== Information shown

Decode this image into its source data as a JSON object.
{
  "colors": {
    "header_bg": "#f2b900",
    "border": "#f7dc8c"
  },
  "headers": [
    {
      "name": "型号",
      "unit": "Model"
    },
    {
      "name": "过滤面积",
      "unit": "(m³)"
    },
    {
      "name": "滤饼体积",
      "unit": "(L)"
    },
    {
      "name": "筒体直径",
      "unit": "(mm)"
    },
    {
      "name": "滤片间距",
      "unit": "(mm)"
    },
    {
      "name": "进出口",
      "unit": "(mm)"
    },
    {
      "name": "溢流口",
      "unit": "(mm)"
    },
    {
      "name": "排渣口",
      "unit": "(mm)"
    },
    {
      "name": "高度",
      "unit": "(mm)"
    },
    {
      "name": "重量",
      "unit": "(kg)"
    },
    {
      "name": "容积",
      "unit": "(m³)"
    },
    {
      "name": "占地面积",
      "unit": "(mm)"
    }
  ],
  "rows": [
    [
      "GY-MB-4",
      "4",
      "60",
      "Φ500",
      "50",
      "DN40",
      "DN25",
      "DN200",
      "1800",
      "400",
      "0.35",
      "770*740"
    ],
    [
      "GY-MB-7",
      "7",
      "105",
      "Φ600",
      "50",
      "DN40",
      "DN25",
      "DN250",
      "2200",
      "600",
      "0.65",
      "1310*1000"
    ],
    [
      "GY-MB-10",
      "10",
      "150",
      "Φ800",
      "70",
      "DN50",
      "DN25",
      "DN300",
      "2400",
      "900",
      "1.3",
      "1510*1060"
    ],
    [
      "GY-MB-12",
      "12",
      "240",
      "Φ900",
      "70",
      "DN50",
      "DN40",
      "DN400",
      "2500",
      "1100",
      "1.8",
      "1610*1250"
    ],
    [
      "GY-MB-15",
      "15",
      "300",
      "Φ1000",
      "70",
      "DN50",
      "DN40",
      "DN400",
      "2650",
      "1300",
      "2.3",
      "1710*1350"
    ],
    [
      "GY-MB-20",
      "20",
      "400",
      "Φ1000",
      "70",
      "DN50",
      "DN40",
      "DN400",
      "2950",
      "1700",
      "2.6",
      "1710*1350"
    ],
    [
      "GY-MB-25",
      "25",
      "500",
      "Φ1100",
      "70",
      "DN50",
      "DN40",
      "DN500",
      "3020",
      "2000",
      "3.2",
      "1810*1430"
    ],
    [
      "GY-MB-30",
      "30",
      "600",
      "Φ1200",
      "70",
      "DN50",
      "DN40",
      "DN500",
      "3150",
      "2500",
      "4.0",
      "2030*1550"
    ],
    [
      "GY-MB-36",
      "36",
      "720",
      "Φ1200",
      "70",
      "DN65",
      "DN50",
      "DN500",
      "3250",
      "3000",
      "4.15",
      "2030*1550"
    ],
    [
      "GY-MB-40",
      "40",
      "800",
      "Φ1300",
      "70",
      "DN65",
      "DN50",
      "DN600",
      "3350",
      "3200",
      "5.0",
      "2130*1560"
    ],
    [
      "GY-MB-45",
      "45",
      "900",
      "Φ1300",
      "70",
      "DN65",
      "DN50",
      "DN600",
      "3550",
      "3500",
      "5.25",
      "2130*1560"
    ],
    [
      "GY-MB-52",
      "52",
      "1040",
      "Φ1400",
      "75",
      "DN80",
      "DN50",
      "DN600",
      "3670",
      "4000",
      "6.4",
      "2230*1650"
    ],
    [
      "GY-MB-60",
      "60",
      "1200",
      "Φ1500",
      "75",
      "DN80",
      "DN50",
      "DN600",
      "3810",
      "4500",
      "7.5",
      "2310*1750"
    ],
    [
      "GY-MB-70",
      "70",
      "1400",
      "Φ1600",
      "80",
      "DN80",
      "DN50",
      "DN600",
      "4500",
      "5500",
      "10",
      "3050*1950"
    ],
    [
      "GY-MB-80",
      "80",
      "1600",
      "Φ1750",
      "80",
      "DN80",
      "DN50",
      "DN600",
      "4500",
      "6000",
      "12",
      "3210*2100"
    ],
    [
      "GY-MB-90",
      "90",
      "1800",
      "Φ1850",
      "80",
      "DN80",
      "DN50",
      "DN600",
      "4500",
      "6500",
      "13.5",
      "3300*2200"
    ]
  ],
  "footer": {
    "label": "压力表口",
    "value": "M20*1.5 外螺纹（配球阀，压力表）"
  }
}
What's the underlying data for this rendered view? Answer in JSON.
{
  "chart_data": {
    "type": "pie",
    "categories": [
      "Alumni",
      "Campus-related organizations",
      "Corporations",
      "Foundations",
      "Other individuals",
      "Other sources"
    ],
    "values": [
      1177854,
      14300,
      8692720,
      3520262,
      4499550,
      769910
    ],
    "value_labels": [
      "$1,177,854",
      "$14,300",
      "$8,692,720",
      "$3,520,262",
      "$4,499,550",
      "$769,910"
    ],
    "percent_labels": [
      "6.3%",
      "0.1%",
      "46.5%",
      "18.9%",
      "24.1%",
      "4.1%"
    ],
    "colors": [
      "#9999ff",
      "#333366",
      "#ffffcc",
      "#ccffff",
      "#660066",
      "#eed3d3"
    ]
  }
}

====

What to work on:
Copy every line exactly. Leave nothing out.

Response to this exercise:
Decode this image into its source data as a JSON object.
{
  "colors": {
    "header_bg": "#f2b900",
    "border": "#f7dc8c"
  },
  "headers": [
    {
      "name": "型号",
      "unit": "Model"
    },
    {
      "name": "过滤面积",
      "unit": "(m³)"
    },
    {
      "name": "滤饼体积",
      "unit": "(L)"
    },
    {
      "name": "筒体直径",
      "unit": "(mm)"
    },
    {
      "name": "滤片间距",
      "unit": "(mm)"
    },
    {
      "name": "进出口",
      "unit": "(mm)"
    },
    {
      "name": "溢流口",
      "unit": "(mm)"
    },
    {
      "name": "排渣口",
      "unit": "(mm)"
    },
    {
      "name": "高度",
      "unit": "(mm)"
    },
    {
      "name": "重量",
      "unit": "(kg)"
    },
    {
      "name": "容积",
      "unit": "(m³)"
    },
    {
      "name": "占地面积",
      "unit": "(mm)"
    }
  ],
  "rows": [
    [
      "GY-MB-4",
      "4",
      "60",
      "Φ500",
      "50",
      "DN40",
      "DN25",
      "DN200",
      "1800",
      "400",
      "0.35",
      "770*740"
    ],
    [
      "GY-MB-7",
      "7",
      "105",
      "Φ600",
      "50",
      "DN40",
      "DN25",
      "DN250",
      "2200",
      "600",
      "0.65",
      "1310*1000"
    ],
    [
      "GY-MB-10",
      "10",
      "150",
      "Φ800",
      "70",
      "DN50",
      "DN25",
      "DN300",
      "2400",
      "900",
      "1.3",
      "1510*1060"
    ],
    [
      "GY-MB-12",
      "12",
      "240",
      "Φ900",
      "70",
      "DN50",
      "DN40",
      "DN400",
      "2500",
      "1100",
      "1.8",
      "1610*1250"
    ],
    [
      "GY-MB-15",
      "15",
      "300",
      "Φ1000",
      "70",
      "DN50",
      "DN40",
      "DN400",
      "2650",
      "1300",
      "2.3",
      "1710*1350"
    ],
    [
      "GY-MB-20",
      "20",
      "400",
      "Φ1000",
      "70",
      "DN50",
      "DN40",
      "DN400",
      "2950",
      "1700",
      "2.6",
      "1710*1350"
    ],
    [
      "GY-MB-25",
      "25",
      "500",
      "Φ1100",
      "70",
      "DN50",
      "DN40",
      "DN500",
      "3020",
      "2000",
      "3.2",
      "1810*1430"
    ],
    [
      "GY-MB-30",
      "30",
      "600",
      "Φ1200",
      "70",
      "DN50",
      "DN40",
      "DN500",
      "3150",
      "2500",
      "4.0",
      "2030*1550"
    ],
    [
      "GY-MB-36",
      "36",
      "720",
      "Φ1200",
      "70",
      "DN65",
      "DN50",
      "DN500",
      "3250",
      "3000",
      "4.15",
      "2030*1550"
    ],
    [
      "GY-MB-40",
      "40",
      "800",
      "Φ1300",
      "70",
      "DN65",
      "DN50",
      "DN600",
      "3350",
      "3200",
      "5.0",
      "2130*1560"
    ],
    [
      "GY-MB-45",
      "45",
      "900",
      "Φ1300",
      "70",
      "DN65",
      "DN50",
      "DN600",
      "3550",
      "3500",
      "5.25",
      "2130*1560"
    ],
    [
      "GY-MB-52",
      "52",
      "1040",
      "Φ1400",
      "75",
      "DN80",
      "DN50",
      "DN600",
      "3670",
      "4000",
      "6.4",
      "2230*1650"
    ],
    [
      "GY-MB-60",
      "60",
      "1200",
      "Φ1500",
      "75",
      "DN80",
      "DN50",
      "DN600",
      "3810",
      "4500",
      "7.5",
      "2310*1750"
    ],
    [
      "GY-MB-70",
      "70",
      "1400",
      "Φ1600",
      "80",
      "DN80",
      "DN50",
      "DN600",
      "4500",
      "5500",
      "10",
      "3050*1950"
    ],
    [
      "GY-MB-80",
      "80",
      "1600",
      "Φ1750",
      "80",
      "DN80",
      "DN50",
      "DN600",
      "4500",
      "6000",
      "12",
      "3210*2100"
    ],
    [
      "GY-MB-90",
      "90",
      "1800",
      "Φ1850",
      "80",
      "DN80",
      "DN50",
      "DN600",
      "4500",
      "6500",
      "13.5",
      "3300*2200"
    ]
  ],
  "footer": {
    "label": "压力表口",
    "value": "M20*1.5 外螺纹（配球阀，压力表）"
  }
}
What's the underlying data for this rendered view? Answer in JSON.
{
  "chart_data": {
    "type": "pie",
    "categories": [
      "Alumni",
      "Campus-related organizations",
      "Corporations",
      "Foundations",
      "Other individuals",
      "Other sources"
    ],
    "values": [
      1177854,
      14300,
      8692720,
      3520262,
      4499550,
      769910
    ],
    "value_labels": [
      "$1,177,854",
      "$14,300",
      "$8,692,720",
      "$3,520,262",
      "$4,499,550",
      "$769,910"
    ],
    "percent_labels": [
      "6.3%",
      "0.1%",
      "46.5%",
      "18.9%",
      "24.1%",
      "4.1%"
    ],
    "colors": [
      "#9999ff",
      "#333366",
      "#ffffcc",
      "#ccffff",
      "#660066",
      "#eed3d3"
    ]
  }
}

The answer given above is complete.